### Given exercise
Sort through the entries below and pull out lines containing the word "title".

### Records provided
>>>>
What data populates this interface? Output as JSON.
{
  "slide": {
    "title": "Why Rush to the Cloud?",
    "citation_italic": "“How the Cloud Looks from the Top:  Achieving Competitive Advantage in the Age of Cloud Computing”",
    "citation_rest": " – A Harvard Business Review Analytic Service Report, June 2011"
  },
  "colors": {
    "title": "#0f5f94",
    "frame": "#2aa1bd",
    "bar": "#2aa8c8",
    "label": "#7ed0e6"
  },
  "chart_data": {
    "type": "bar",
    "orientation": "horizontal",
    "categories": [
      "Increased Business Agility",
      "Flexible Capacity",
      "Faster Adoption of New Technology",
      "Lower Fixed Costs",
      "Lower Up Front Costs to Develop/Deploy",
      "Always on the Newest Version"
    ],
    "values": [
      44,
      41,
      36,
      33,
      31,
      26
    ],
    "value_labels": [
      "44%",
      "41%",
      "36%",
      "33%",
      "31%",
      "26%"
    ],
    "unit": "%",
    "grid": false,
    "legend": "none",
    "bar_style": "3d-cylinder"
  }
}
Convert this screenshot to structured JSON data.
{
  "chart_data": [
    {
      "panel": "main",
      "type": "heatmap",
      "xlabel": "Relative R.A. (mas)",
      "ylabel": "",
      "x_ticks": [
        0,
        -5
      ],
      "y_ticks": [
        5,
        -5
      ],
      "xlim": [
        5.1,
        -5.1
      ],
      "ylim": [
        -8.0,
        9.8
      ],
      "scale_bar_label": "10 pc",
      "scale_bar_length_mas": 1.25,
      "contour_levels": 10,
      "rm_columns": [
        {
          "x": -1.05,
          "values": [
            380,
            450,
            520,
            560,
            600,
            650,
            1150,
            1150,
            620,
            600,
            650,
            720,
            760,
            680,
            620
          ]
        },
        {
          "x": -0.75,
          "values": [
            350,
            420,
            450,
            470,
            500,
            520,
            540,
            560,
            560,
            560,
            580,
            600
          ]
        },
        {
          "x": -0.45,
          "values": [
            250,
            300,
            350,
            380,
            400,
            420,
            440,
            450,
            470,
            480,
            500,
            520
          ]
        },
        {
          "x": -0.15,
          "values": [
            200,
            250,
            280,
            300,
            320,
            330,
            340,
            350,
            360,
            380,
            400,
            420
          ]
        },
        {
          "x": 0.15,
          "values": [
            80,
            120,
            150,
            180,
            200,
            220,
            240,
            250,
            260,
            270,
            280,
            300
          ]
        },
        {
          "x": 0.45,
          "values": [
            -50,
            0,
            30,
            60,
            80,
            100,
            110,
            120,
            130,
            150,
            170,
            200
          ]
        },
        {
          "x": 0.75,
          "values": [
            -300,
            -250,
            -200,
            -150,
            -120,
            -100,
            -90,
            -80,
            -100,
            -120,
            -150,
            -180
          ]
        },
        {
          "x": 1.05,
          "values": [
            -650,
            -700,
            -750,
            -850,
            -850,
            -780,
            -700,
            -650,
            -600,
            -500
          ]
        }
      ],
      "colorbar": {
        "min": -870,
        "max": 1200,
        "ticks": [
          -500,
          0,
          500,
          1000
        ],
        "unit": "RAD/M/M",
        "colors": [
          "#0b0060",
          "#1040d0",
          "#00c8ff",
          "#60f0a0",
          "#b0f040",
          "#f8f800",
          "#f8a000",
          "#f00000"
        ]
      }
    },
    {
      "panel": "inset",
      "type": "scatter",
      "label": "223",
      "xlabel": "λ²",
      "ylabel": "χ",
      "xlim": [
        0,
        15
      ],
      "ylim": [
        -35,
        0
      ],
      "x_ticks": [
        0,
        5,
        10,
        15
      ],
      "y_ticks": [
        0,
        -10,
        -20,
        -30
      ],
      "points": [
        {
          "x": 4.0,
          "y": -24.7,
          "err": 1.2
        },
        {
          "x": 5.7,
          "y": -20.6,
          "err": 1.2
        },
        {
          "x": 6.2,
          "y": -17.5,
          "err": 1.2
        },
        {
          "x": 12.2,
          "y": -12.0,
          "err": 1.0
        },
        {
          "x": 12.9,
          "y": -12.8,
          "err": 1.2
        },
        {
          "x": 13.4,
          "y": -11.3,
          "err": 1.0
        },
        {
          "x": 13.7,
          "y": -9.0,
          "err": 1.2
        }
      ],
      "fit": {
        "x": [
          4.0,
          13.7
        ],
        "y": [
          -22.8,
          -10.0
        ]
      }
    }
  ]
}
<<<<
### Task result
    "title": "Why Rush to the Cloud?",
    "title": "#0f5f94",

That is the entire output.